### TEXT EXTRACT
Through yogic practice, the pranas can be brought into the central channel [[[Sanskrit]]: avadhuti; Tibetan: dbu-ma), and therefore transformed into wisdom-prana. Then the mind can recognize its fundamental nature, realizing all dharmas as unborn. "This belongs to advanced practice and can only be learned through direct oral transmission from an accomplished guru. Once the meditator is well established in the experience of the fundamental nature of mind, he or she can meditate on it directly, dissolving the nadi, prana, and bindu visualization. Meditation using the concept of psychic channels belongs to the category of ‘sampannakrama [[[Sanskrit]] for the completion stage) with signs.’ The formless practice, which contemplates the nature of mind directly, is ‘sampannakrama without signs.’"

    How is one liberated from hopes and fears? Through achieving the level of a buddha. Once one has achieved that level - the level of the dharmakaya - then one is naturally and automatically liberated from samsara, and there is no need for hopes or fears. At that point one is able to accomplish benefit for both oneself and others. One accomplishes one’s own benefit because one has completely abandoned all obscurations and has actualized the dharmakaya. Attaining the dharmakaya is achieving benefit for oneself. Based on the blessings of the dharmakaya one manifests the sambhogakaya and nirmanakaya in whatever way is needed for students who are to be trained, thereby accomplishing benefit for others.

    Within path mahamudra we speak of four levels of yoga:
        one-pointedness,
        simplicity or freedom from elaborations,
        one taste
        and nonmeditation.
    When one has achieved the level just described, then one has achieved the level of nonmeditation. The fruit of mahamudra meditation is called nonmeditation.

That completes the second section, The Introduction To The Fundamental Character.
Now we come to the third section, Training On The Path Of Suchness,

    which explains in four main points how beginners can practice the path of mahamudra meditation.

    The first point says, As the preliminary practice, meditate on guru yoga with faith, devotion, and respect, three times during the day and three times at night. One begins the preliminary practice by going for refuge to the three jewels, giving rise to bodhicitta, meditating upon lovingkindness and compassion, and practicing the six paramitas, and having done that, then one can practice the guru yoga.

    After one has practiced the guru yoga, the text says in the next point, As the main practice, rest within the state of uncontrived mind with undistracted recognition. The main practice is to rest within uncontrived mind as has already been explained.

    As the conclusion, recognize whatever appears as your own mind and train your awareness with skill. The practice of meditative equipoise is to rest without contrivance, and in the post-meditation one should merely recognize all appearances as being one’s own mind and in that way train with awareness.

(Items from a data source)
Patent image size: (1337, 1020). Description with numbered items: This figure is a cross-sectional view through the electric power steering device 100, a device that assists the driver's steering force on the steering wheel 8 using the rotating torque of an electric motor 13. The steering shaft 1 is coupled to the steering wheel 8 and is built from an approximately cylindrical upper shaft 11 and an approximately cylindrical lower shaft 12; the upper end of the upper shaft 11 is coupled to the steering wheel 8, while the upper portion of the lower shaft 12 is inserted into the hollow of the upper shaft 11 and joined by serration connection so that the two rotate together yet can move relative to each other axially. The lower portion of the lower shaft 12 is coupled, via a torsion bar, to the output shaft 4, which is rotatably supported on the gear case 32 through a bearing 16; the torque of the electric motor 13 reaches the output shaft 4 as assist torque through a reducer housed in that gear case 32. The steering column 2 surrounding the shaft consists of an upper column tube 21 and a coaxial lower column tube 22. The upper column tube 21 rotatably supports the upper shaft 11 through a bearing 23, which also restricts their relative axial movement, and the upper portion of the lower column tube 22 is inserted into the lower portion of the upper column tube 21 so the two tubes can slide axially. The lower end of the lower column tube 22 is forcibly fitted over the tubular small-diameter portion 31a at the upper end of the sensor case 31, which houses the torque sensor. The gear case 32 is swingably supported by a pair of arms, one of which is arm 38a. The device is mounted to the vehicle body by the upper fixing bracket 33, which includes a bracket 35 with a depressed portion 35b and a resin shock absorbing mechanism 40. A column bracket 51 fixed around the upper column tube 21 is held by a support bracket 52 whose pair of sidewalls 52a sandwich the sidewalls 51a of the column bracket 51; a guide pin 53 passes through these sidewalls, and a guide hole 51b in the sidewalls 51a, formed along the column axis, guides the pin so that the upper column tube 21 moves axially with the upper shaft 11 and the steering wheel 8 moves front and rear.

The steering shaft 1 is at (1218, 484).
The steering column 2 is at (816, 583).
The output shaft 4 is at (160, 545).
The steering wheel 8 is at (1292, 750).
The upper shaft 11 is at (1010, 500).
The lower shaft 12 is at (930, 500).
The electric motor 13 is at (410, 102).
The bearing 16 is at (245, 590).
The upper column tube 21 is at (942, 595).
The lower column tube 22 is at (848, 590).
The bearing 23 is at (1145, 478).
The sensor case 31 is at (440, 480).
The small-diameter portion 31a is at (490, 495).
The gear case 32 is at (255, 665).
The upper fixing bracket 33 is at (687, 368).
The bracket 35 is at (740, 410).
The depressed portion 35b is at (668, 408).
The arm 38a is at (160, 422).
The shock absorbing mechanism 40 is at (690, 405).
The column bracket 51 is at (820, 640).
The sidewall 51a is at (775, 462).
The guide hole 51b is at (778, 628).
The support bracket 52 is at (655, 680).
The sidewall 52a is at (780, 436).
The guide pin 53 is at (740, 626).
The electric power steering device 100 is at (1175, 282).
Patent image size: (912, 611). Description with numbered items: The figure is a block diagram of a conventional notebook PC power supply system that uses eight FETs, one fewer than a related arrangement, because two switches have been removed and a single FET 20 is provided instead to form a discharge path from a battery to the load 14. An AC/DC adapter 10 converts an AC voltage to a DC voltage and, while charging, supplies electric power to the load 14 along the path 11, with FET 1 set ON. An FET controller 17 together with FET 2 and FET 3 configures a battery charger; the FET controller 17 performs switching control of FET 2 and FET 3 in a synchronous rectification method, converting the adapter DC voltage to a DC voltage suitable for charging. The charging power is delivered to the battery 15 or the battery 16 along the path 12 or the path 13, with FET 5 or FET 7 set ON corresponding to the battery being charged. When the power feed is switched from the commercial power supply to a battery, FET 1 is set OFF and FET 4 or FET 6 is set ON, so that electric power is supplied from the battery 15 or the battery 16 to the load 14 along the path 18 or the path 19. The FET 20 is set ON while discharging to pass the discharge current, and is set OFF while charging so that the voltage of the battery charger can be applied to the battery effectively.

### TO DO
• A. According to the passage on mahamudra meditation, what are the four levels of yoga within path mahamudra?
• B. Carry the passage on mahamudra meditation forward from its final sentence.
The records were drawn from a separate source.

### EXPECTED RESULTS
• A. One-pointedness, simplicity or freedom from elaborations, one taste, and nonmeditation.

• B.
    The fourth point says, Relying upon the sequential arising of experiences, exert yourself in meditation until conceptual mind is exhausted. During one’s formal practice, from the beginning to the end, one gives rise to many different types of experiences. Some people give rise to the experiences associated with shamatha practice. Some give rise to the experiences associated with vipashyana practice. But regardless of the nature of one’s experience, one must continue to practice until one reaches the level of nonmeditation where conceptual mind is exhausted, where phenomena are exhausted. Each time one gives rise to certain experiences in meditation, one should not think, "Oh these experiences are fine. This is enough. I don’t need to do anymore." Instead one must practice until one attains this level of stability or fruition - the exhaustion of conceptual mind - because if one doesn’t, if one just thinks that whatever level of practice one has achieved or whatever type of experience comes up is enough, one will not reach the final level of fruition and there will be no benefit.


There are many different types of experiences that can arise in meditation, but in general, as it reads in the text, There are two ways in which experiences arise: as unfavorable experiences and as favorable experiences.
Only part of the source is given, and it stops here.